BRIEF
Check each line for the string "István" and give only the count of lines that have it.

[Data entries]
## START
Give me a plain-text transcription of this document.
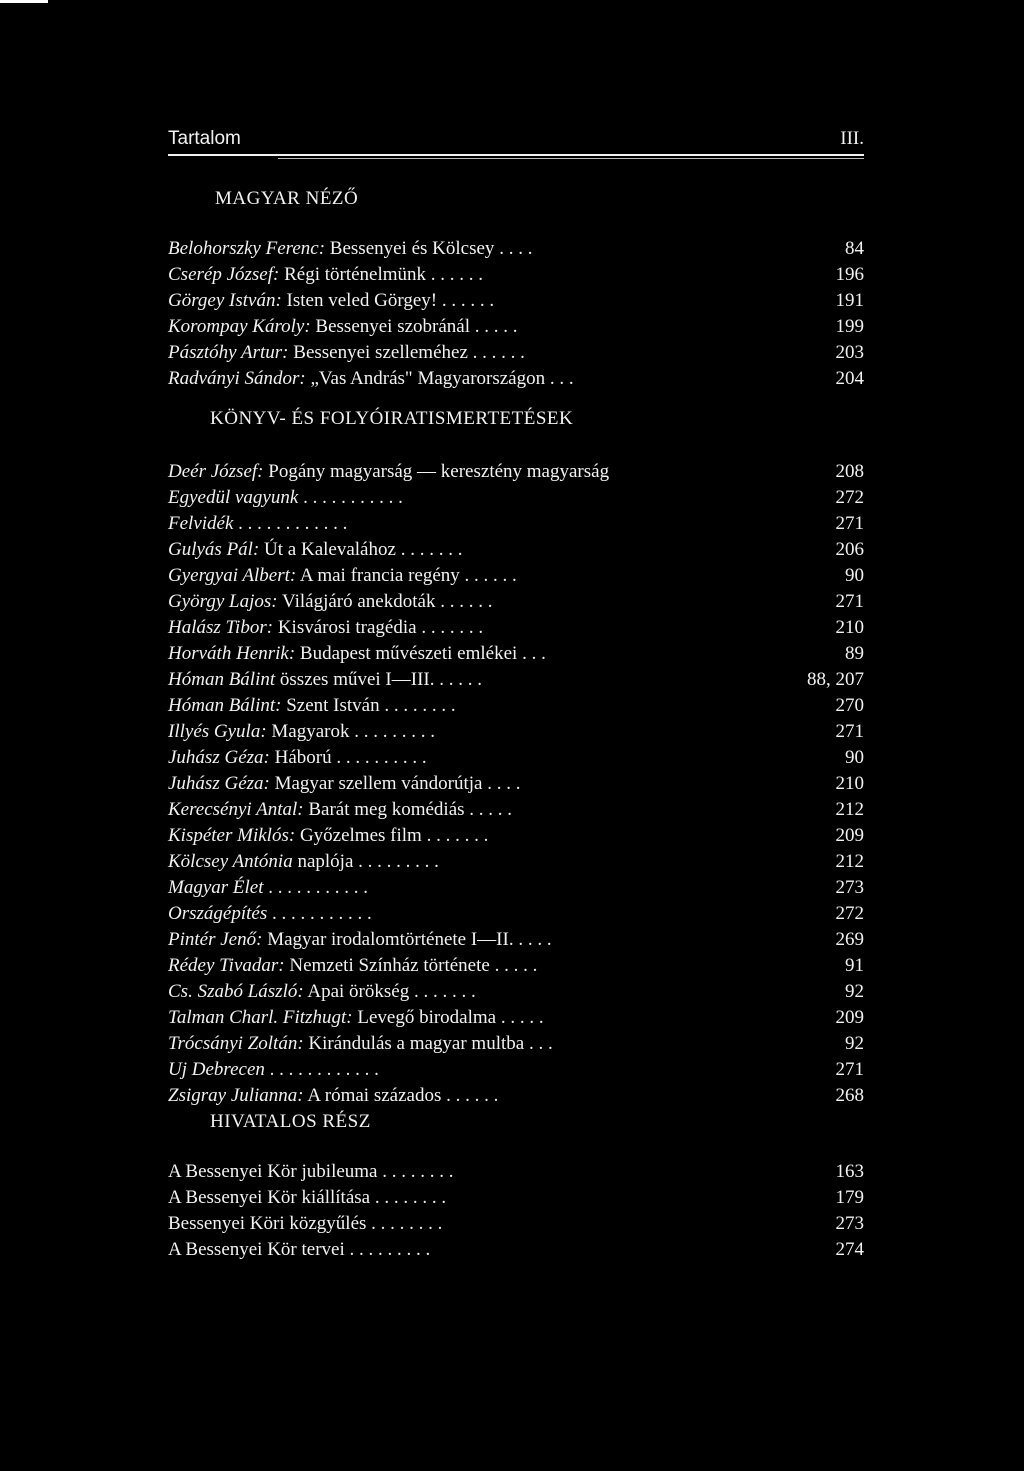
Tartalom	III.
MAGYAR NÉZŐ
Belohorszky Ferenc: Bessenyei és Kölcsey . . . .	84
Cserép József: Régi történelmünk . . . . . .	196
Görgey István: Isten veled Görgey! . . . . . .	191
Korompay Károly: Bessenyei szobránál . . . . .	199
Pásztóhy Artur: Bessenyei szelleméhez . . . . . .	203
Radványi Sándor: „Vas András" Magyarországon . . .	204
KÖNYV- ÉS FOLYÓIRATISMERTETÉSEK
Deér József: Pogány magyarság — keresztény magyarság	208
Egyedül vagyunk . . . . . . . . . . .	272
Felvidék . . . . . . . . . . . .	271
Gulyás Pál: Út a Kalevalához . . . . . . .	206
Gyergyai Albert: A mai francia regény . . . . . .	90
György Lajos: Világjáró anekdoták . . . . . .	271
Halász Tibor: Kisvárosi tragédia . . . . . . .	210
Horváth Henrik: Budapest művészeti emlékei . . .	89
Hóman Bálint összes művei I—III. . . . . .	88, 207
Hóman Bálint: Szent István . . . . . . . .	270
Illyés Gyula: Magyarok . . . . . . . . .	271
Juhász Géza: Háború . . . . . . . . . .	90
Juhász Géza: Magyar szellem vándorútja . . . .	210
Kerecsényi Antal: Barát meg komédiás . . . . .	212
Kispéter Miklós: Győzelmes film . . . . . . .	209
Kölcsey Antónia naplója . . . . . . . . .	212
Magyar Élet . . . . . . . . . . .	273
Országépítés . . . . . . . . . . .	272
Pintér Jenő: Magyar irodalomtörténete I—II. . . . .	269
Rédey Tivadar: Nemzeti Színház története . . . . .	91
Cs. Szabó László: Apai örökség . . . . . . .	92
Talman Charl. Fitzhugt: Levegő birodalma . . . . .	209
Trócsányi Zoltán: Kirándulás a magyar multba . . .	92
Uj Debrecen . . . . . . . . . . . .	271
Zsigray Julianna: A római százados . . . . . .	268
HIVATALOS RÉSZ
A Bessenyei Kör jubileuma . . . . . . . .	163
A Bessenyei Kör kiállítása . . . . . . . .	179
Bessenyei Köri közgyűlés . . . . . . . .	273
A Bessenyei Kör tervei . . . . . . . . .	274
## END
PROBLEM SOLUTION
2